§ EXERCISE AIM
Using the records below, report how many lines hold "communications", with no extra text.

═══ RECORDED DATA ═══

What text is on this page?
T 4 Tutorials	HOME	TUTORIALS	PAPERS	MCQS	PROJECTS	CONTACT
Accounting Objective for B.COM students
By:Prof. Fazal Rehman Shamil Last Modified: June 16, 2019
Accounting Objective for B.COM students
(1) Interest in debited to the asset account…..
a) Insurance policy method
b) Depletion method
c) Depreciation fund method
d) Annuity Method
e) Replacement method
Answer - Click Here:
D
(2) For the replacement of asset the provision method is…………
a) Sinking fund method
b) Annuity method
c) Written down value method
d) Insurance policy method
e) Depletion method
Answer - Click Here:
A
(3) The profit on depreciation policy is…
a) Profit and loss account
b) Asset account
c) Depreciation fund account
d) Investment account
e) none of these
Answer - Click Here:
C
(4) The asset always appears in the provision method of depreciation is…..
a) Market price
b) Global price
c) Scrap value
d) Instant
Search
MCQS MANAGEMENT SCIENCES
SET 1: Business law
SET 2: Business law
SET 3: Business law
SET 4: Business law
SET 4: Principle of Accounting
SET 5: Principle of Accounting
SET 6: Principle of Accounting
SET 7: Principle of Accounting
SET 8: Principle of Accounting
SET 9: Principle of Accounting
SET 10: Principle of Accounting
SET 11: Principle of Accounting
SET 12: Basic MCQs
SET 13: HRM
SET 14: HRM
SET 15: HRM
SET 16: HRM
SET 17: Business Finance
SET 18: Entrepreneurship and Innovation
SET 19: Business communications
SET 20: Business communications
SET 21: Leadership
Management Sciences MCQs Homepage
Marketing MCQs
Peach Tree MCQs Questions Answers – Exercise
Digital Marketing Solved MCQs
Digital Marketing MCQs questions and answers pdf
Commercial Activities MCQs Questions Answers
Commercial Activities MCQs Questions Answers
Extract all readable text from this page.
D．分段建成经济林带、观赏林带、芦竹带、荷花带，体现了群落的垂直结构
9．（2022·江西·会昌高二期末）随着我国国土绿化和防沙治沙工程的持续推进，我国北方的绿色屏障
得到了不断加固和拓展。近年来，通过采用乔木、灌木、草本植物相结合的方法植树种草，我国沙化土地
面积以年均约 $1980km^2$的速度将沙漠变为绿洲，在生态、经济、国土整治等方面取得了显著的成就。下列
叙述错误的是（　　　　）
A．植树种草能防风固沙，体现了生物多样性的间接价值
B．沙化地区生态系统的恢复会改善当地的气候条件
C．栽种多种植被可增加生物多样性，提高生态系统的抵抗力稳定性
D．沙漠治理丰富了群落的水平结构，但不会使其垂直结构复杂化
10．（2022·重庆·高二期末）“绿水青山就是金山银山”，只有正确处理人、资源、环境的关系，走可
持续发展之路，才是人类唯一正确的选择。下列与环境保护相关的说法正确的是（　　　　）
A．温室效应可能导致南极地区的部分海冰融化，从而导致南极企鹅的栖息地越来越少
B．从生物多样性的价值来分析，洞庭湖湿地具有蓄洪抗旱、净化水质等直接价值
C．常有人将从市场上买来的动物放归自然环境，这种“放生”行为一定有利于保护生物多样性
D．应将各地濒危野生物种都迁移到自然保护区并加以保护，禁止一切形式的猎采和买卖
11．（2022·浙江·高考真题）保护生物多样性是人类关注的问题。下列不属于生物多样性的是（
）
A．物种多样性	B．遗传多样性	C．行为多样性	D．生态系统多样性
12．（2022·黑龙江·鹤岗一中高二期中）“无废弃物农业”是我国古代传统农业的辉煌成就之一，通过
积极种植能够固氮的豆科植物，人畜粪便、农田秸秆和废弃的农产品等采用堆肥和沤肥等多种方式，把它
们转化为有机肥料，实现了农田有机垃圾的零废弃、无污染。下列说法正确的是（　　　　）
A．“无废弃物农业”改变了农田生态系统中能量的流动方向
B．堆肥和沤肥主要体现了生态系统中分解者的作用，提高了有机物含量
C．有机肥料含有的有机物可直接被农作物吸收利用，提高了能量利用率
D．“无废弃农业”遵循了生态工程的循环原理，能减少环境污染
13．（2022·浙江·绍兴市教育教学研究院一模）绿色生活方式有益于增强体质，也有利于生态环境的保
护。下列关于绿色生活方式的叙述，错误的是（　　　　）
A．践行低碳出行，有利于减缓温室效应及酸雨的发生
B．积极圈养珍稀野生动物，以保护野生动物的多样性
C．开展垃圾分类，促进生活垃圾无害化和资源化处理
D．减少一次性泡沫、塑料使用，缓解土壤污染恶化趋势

═══

§ RESULT FOR THIS TASK
2